What you need to do: With the images removed, repeat the data below exactly.

— BEGIN Extracted entries —

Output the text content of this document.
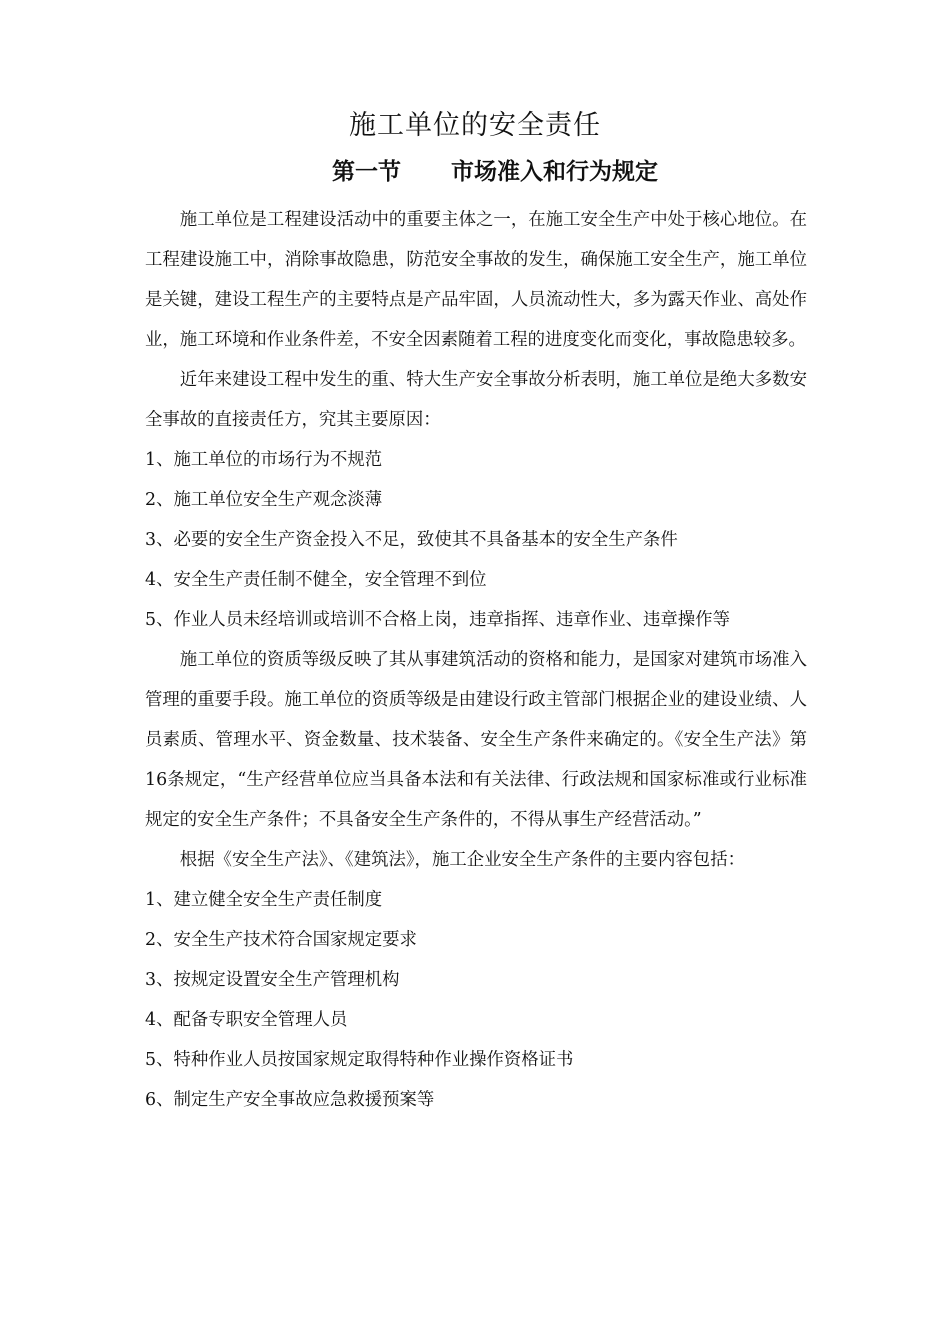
施工单位的安全责任
第一节 市场准入和行为规定

施工单位是工程建设活动中的重要主体之一，在施工安全生产中处于核心地位。在工程建设施工中，消除事故隐患，防范安全事故的发生，确保施工安全生产，施工单位是关键，建设工程生产的主要特点是产品牢固，人员流动性大，多为露天作业、高处作业，施工环境和作业条件差，不安全因素随着工程的进度变化而变化，事故隐患较多。

近年来建设工程中发生的重、特大生产安全事故分析表明，施工单位是绝大多数安全事故的直接责任方，究其主要原因：

1、施工单位的市场行为不规范

2、施工单位安全生产观念淡薄

3、必要的安全生产资金投入不足，致使其不具备基本的安全生产条件

4、安全生产责任制不健全，安全管理不到位

5、作业人员未经培训或培训不合格上岗，违章指挥、违章作业、违章操作等

施工单位的资质等级反映了其从事建筑活动的资格和能力，是国家对建筑市场准入管理的重要手段。施工单位的资质等级是由建设行政主管部门根据企业的建设业绩、人员素质、管理水平、资金数量、技术装备、安全生产条件来确定的。《安全生产法》第16条规定，“生产经营单位应当具备本法和有关法律、行政法规和国家标准或行业标准规定的安全生产条件；不具备安全生产条件的，不得从事生产经营活动。”

根据《安全生产法》、《建筑法》，施工企业安全生产条件的主要内容包括：

1、建立健全安全生产责任制度

2、安全生产技术符合国家规定要求

3、按规定设置安全生产管理机构

4、配备专职安全管理人员

5、特种作业人员按国家规定取得特种作业操作资格证书

6、制定生产安全事故应急救援预案等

— END Extracted entries —

Problem solution:
Output the text content of this document.
施工单位的安全责任
第一节 市场准入和行为规定

施工单位是工程建设活动中的重要主体之一，在施工安全生产中处于核心地位。在工程建设施工中，消除事故隐患，防范安全事故的发生，确保施工安全生产，施工单位是关键，建设工程生产的主要特点是产品牢固，人员流动性大，多为露天作业、高处作业，施工环境和作业条件差，不安全因素随着工程的进度变化而变化，事故隐患较多。

近年来建设工程中发生的重、特大生产安全事故分析表明，施工单位是绝大多数安全事故的直接责任方，究其主要原因：

1、施工单位的市场行为不规范

2、施工单位安全生产观念淡薄

3、必要的安全生产资金投入不足，致使其不具备基本的安全生产条件

4、安全生产责任制不健全，安全管理不到位

5、作业人员未经培训或培训不合格上岗，违章指挥、违章作业、违章操作等

施工单位的资质等级反映了其从事建筑活动的资格和能力，是国家对建筑市场准入管理的重要手段。施工单位的资质等级是由建设行政主管部门根据企业的建设业绩、人员素质、管理水平、资金数量、技术装备、安全生产条件来确定的。《安全生产法》第16条规定，“生产经营单位应当具备本法和有关法律、行政法规和国家标准或行业标准规定的安全生产条件；不具备安全生产条件的，不得从事生产经营活动。”

根据《安全生产法》、《建筑法》，施工企业安全生产条件的主要内容包括：

1、建立健全安全生产责任制度

2、安全生产技术符合国家规定要求

3、按规定设置安全生产管理机构

4、配备专职安全管理人员

5、特种作业人员按国家规定取得特种作业操作资格证书

6、制定生产安全事故应急救援预案等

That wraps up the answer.